The attention branch can be seen as a union of spatial attention⁴⁷ and channel attention.⁴⁵ The attention learns a saliency weight map $A$ of the same size as the S-ORAlign features $F$ . Inspired by the proposed attention modules in Wang et al.,²⁹ the spatial attention itself contains two types of attention, a landmark attention $A_{spatial}^{L}$ and a category attention $A_{spatial}^{C}$ . Thus, the attention branch is designed as a three branch unit; two branches for the spatial attention $A_{spatial}^{L}, A_{spatial}^{C}$ (Figure 2(d)) and one for the channel attention $A_{channel}$ (Figure 2(f)). These are combined in a factorized manner as $A = (A_{spatial}^{L} + A_{spatial}^{C}) \times A_{channel} .$

Spatial attention – Landmark

Clothing landmarks represent functional regions of clothing and provide useful information about an item. The predicted heatmaps ${{\hat{M}}_{k}}_{k = 1}^{n_{L}}$ are used to guide attention to the functional clothing regions. The weight map is created by downsampling the predicted heatmaps by a factor d, followed by a max-pooling operation

\hat{M}' = {\{{downsample}_{d} {\hat{M}}_{k}\}}_{k = 1}^{n_{L}}

\begin{matrix} A_{spatial}^{L} (x, y) = max_{k} \hat{M}'_{k} (x, y) \\ \forall (x, y) \in {1, \dots, w_{f}} \times {1, \dots, h_{f}} \end{matrix}

This attention is learned in a supervised manner since it is directly derived from the predicted heatmaps.

Spatial attention – Category

Since the landmark attention only covers corner points of a clothing item, an additional spatial attention is used that focuses more on the clothing center. The category attention (Figure 2(e)) is modeled using an U-Net structure.⁴⁸

Given the S-ORAlign features $F$ a $1

×

1$ convolution is applied to convert the features into $F_{A}^{(1)}$ . The U-Net consists of a contracting path that consists of two $4 \times 4$ convolutions with stride 2, which squeeze the features down to $F_{A}^{(3)}$ . The number of feature channels doubles at every contracting step. Then a $1

×

1$ convolution and $4 \times 4$ transposed convolution are applied generating the features $F_{A}^{(4)}$ . Followed by the U-Net expanding path, which consists of two $4 \times 4$ transposed convolution. The input of the transposed convolution is a concatenation of the output from the previous transposed convolution and the corresponding feature map from the contraction path. The number of feature channels halves at every expanding step. At the end a $1 \times 1$ convolution is used to convert the channels to the same number as in the S-ORAlign features. The downpooling to a low resolution of $7 \times 7$ gives the spatial attention a large receptive field in the feature map of $F$ . Upsampling is then used to have a weight map of the same size as $F$ . The model learns the important regions of an image by itself. In contrast, our landmark attention receives the groundtruth heatmaps $M$ , which resemble the landmark attention, during training.

Channel attention

The channel attention (Figure 2(f)) is implemented via a Squeeze-and-Excitation block.⁴⁵ A squeeze operation creates $S$ , an embedding of the global distribution of the channel-wise feature responses in $F$ . This channel descriptor is created using average pooling

\begin{array}{l} S (c) = \frac{1}{w_{f} \times h_{f}} \sum_{u = 1}^{w_{f}} \sum_{v = 1}^{h_{f}} F (u, v, c) \forall c \in {1, \dots, n_{O}} \end{array}

where $F (\cdot, \cdot, c)$ is the feature map of the cth channel band n_O the number of output channels. Then an excitation operation is performed on the channel wise aggregated feature map to create the channel attention. Following the proposal in Hu et al.,⁴⁵ a bottleneck is created using two fully connected layers, with a reduction rate r.

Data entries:
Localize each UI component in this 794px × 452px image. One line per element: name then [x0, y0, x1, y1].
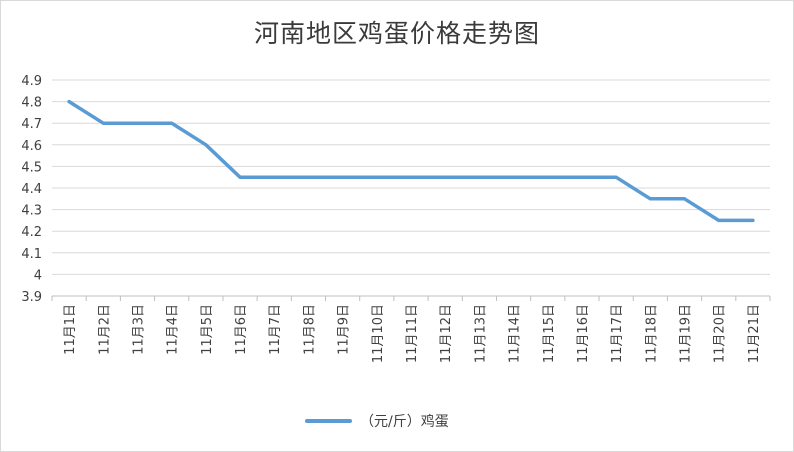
x-tick-label: 11月13日	[473, 304, 488, 363]
y-tick-label: 4.1	[21, 247, 42, 262]
x-tick-label: 11月17日	[610, 304, 625, 363]
y-tick-label: 3.9	[21, 290, 42, 305]
data-point	[238, 175, 242, 179]
data-point	[477, 175, 481, 179]
x-tick-label: 11月2日	[97, 304, 112, 355]
y-tick-label: 4.9	[21, 74, 42, 89]
x-tick-label: 11月1日	[63, 304, 78, 355]
x-tick-label: 11月16日	[576, 304, 591, 363]
data-point	[67, 100, 71, 104]
y-tick-label: 4.6	[21, 139, 42, 154]
x-tick-label: 11月3日	[131, 304, 146, 355]
x-tick-label: 11月11日	[405, 304, 420, 363]
x-tick-label: 11月7日	[268, 304, 283, 355]
series-layer	[67, 99, 755, 223]
x-tick-label: 11月4日	[166, 304, 181, 355]
x-tick-label: 11月21日	[747, 304, 762, 363]
x-tick-label: 11月12日	[439, 304, 454, 363]
y-tick-label: 4.4	[21, 182, 42, 197]
x-tick-label: 11月20日	[713, 304, 728, 363]
chart-title: 河南地区鸡蛋价格走势图	[253, 19, 540, 48]
legend-label: （元/斤）鸡蛋	[360, 413, 449, 430]
x-tick-label: 11月9日	[337, 304, 352, 355]
y-tick-label: 4.3	[21, 204, 42, 219]
x-tick-label: 11月14日	[508, 304, 523, 363]
y-tick-label: 4.5	[21, 160, 42, 175]
y-tick-label: 4.8	[21, 96, 42, 111]
series-line	[67, 99, 755, 223]
x-tick-labels: 11月1日 11月2日 11月3日 11月4日 11月5日 11月6日 11月7日 11月8日…	[63, 304, 762, 363]
x-tick-label: 11月10日	[371, 304, 386, 363]
data-point	[135, 121, 139, 125]
data-point	[683, 197, 687, 201]
data-point	[512, 175, 516, 179]
data-point	[717, 218, 721, 222]
x-tick-label: 11月5日	[200, 304, 215, 355]
data-point	[204, 143, 208, 147]
data-point	[751, 218, 755, 222]
data-point	[306, 175, 310, 179]
y-tick-label: 4.7	[21, 117, 42, 132]
x-tick-label: 11月8日	[302, 304, 317, 355]
data-point	[341, 175, 345, 179]
data-point	[272, 175, 276, 179]
data-point	[614, 175, 618, 179]
data-point	[101, 121, 105, 125]
gridlines	[52, 79, 770, 275]
y-tick-labels: 4.9 4.8 4.7 4.6 4.5 4.4 4.3 4.2 4.1 4 3.9	[21, 74, 42, 305]
data-point	[170, 121, 174, 125]
legend: （元/斤）鸡蛋	[305, 413, 449, 430]
data-point	[375, 175, 379, 179]
data-point	[580, 175, 584, 179]
y-tick-label: 4	[34, 268, 42, 283]
axes	[51, 295, 771, 301]
data-point	[546, 175, 550, 179]
data-point	[443, 175, 447, 179]
x-tick-label: 11月18日	[644, 304, 659, 363]
x-tick-label: 11月15日	[542, 304, 557, 363]
x-tick-label: 11月19日	[679, 304, 694, 363]
data-point	[409, 175, 413, 179]
data-point	[648, 197, 652, 201]
x-tick-label: 11月6日	[234, 304, 249, 355]
y-tick-label: 4.2	[21, 225, 42, 240]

# [What this exercise asks]
A - Decide whether each statement below agrees with the passage on the attention branch. Answer yes or no for each, and quote the words of the passage that settle it.
(i) The landmark attention is learned in a supervised manner.
(ii) In the U-Net of the category attention, the number of feature channels halves at every contracting step.
(iii) The channel attention is implemented via a Squeeze-and-Excitation block.
B - Pick up the passage on the attention branch after its final sentence and write what comes next.

# [Written responses]
A -
(i) Yes: "This attention is learned in a supervised manner since it is directly derived from the predicted heatmaps."
(ii) No: "The number of feature channels doubles at every contracting step."
(iii) Yes: "The channel attention (Figure 2(f)) is implemented via a Squeeze-and-Excitation block."

B -
Factorization

The factorization (Figure 2(d)) is performed by multiplying the channel-wise feature responses in the spatial attention with the corresponding channel weights

\begin{matrix} \tilde{A} (x, y, c) = (A_{spatial}^{L} (x, y, c) + A_{spatial}^{C} (x, y, c)) A_{channel} (c) \\ \forall (x, y) \in {1, \dots, w_{f}} \times {1, \dots, h_{f}} \forall c \in {1, \dots, n_{O}} . \end{matrix}

To refine the attention, an additional $1 \times 1$ convolution layer is added afterwards. This is motivated by the fact that the spatial and channel attention are not mutually exclusive but with co-occurring complementary relationship.⁴⁹ Afterwards, a tan h function is used to shrink the attention values into a range of $A \in {[- 1, 1]}^{w_{f} \times h_{f} \times n_{O}}$ .

Output architecture

Given $A$ , we weight the S-ORAlign features $F$ , $U = (1 + A) \circ F$ , where $\circ$ denotes the Hadamard product and $1$ is a tensor. Hence, features where $A (\cdot, \cdot, \cdot) \in [- 1, 0)$ are reduced and features where $A (\cdot, \cdot, \cdot) \in (0, 1]$ are increased. Our attention incorporates semantic information and global information into the network helping to focus on important regions in the images. The features $U$ are then fed in to the conv5-1 layer. The rest of the network follows the VGG-16 structure.

Manipulation framework

Our manipulation framework, shown in Figure 3, consists of the deep neural network described in the previous section. It takes an image of the current scene containing a garment, and outputs the estimated landmarks $\hat{L}$ as well as the predicted class $\hat{C}$ . This is taken in by the manipulation algorithm described in the following section. The manipulation strategy is then executed and the new state of the garment is passed to the network again. This process is repeated until the desired template configuration is achieved or the process terminates.

Figure 3.

Overview of our cloth-manipulation framework. The deep neural network takes the current state of the garment, identifies the class and estimates the landmark positions. The manipulation strategy is then decided given the template. After execution the new state is fed into the network and the process continuous until the task is successfully performed.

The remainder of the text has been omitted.